The listing below is the input. Say how many of its lines contain "left", giving the number alone.
═════ Supplied entries ═════
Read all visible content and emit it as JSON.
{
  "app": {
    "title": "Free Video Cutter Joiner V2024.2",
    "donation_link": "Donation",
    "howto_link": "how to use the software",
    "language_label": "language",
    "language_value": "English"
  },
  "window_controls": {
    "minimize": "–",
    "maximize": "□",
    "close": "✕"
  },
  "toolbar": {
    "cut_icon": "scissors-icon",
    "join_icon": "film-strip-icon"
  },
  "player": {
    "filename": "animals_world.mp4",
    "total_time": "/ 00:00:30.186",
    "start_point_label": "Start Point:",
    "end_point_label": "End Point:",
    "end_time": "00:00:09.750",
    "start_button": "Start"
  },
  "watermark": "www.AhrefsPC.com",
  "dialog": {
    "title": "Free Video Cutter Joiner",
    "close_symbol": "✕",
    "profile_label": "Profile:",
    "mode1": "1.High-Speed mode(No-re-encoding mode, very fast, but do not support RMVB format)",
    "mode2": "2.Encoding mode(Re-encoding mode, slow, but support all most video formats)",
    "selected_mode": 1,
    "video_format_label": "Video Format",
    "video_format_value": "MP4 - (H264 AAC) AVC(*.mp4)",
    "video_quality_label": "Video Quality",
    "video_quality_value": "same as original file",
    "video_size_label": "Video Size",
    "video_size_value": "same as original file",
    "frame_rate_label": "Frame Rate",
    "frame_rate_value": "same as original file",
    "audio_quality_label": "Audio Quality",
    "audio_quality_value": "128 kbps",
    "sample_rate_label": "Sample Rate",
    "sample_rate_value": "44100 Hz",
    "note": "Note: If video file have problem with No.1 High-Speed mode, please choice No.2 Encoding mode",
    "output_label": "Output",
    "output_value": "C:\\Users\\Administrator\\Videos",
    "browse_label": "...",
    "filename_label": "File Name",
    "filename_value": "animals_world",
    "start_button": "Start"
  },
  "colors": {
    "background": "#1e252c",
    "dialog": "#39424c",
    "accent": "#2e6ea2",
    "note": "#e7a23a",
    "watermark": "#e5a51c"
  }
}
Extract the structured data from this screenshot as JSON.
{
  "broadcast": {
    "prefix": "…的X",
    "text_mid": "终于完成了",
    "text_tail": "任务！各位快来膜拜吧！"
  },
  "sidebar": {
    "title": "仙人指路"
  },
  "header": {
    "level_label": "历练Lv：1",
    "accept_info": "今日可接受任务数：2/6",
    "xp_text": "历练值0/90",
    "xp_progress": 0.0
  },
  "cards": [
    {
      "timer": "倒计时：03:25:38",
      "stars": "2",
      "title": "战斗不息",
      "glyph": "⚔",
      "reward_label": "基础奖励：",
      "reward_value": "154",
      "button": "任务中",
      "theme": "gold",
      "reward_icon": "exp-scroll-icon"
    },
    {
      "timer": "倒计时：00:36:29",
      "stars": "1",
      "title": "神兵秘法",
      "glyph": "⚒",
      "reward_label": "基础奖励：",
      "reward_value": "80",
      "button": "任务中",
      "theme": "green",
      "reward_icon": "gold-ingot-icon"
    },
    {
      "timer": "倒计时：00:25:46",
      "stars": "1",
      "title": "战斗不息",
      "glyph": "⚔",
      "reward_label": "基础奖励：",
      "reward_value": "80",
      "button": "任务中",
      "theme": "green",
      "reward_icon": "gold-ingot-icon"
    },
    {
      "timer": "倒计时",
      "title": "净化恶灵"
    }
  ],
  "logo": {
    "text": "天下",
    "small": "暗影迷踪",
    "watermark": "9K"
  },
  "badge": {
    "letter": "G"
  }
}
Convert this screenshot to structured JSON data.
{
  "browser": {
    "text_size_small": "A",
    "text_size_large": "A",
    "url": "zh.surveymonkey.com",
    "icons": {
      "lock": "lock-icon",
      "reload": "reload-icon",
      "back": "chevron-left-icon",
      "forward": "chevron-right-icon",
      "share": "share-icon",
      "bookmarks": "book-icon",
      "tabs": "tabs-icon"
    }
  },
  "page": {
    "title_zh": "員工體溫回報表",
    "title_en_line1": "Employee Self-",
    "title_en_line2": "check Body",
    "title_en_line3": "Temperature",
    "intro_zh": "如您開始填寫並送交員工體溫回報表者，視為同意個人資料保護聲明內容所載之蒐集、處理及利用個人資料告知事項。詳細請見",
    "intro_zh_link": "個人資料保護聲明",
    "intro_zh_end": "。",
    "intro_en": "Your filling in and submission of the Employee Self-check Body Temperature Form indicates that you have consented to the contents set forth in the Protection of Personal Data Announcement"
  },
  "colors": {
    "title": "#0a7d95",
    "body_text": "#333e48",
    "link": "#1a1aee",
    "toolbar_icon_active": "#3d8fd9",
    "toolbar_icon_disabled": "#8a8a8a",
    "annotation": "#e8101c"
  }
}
═════
═════ Supplied entries ═════
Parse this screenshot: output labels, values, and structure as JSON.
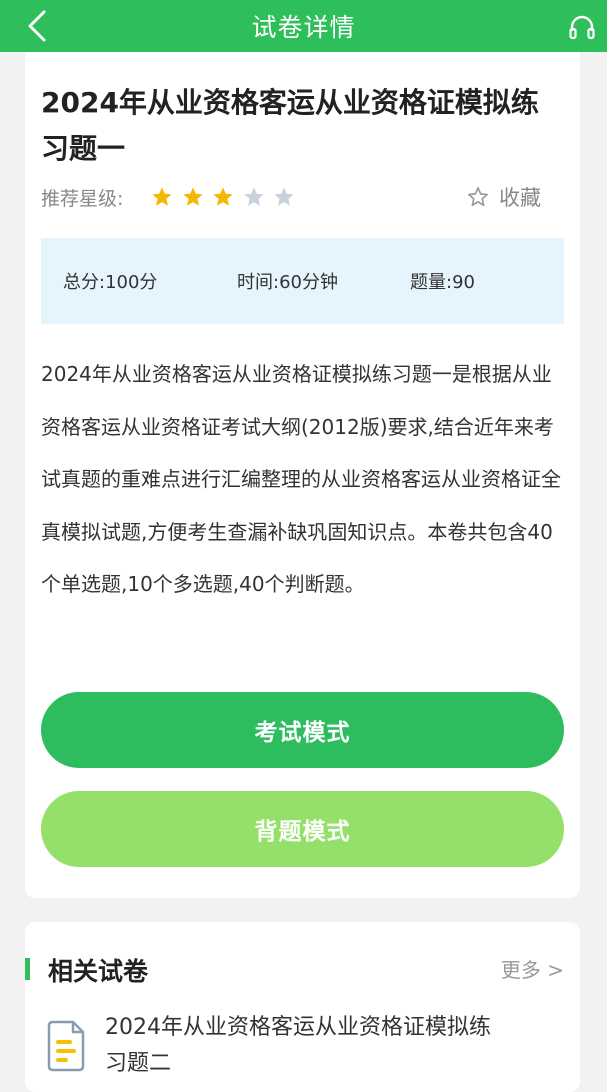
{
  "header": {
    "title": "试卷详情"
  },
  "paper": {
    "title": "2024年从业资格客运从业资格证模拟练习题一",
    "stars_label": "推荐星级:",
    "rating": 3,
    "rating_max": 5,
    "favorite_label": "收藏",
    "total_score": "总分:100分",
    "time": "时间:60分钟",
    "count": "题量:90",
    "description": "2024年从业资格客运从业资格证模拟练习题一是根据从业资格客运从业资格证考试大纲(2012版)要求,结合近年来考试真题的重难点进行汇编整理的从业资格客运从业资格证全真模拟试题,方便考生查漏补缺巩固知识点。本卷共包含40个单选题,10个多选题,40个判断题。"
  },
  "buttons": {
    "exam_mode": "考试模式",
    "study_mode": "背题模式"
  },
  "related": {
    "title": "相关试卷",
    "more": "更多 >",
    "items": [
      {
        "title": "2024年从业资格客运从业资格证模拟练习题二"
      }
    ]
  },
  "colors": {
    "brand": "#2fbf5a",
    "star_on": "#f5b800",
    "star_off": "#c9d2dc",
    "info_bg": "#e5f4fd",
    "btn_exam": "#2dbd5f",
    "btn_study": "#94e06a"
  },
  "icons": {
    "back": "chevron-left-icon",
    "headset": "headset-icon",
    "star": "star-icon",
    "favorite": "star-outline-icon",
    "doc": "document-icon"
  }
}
═════
→ Solution to this task: 2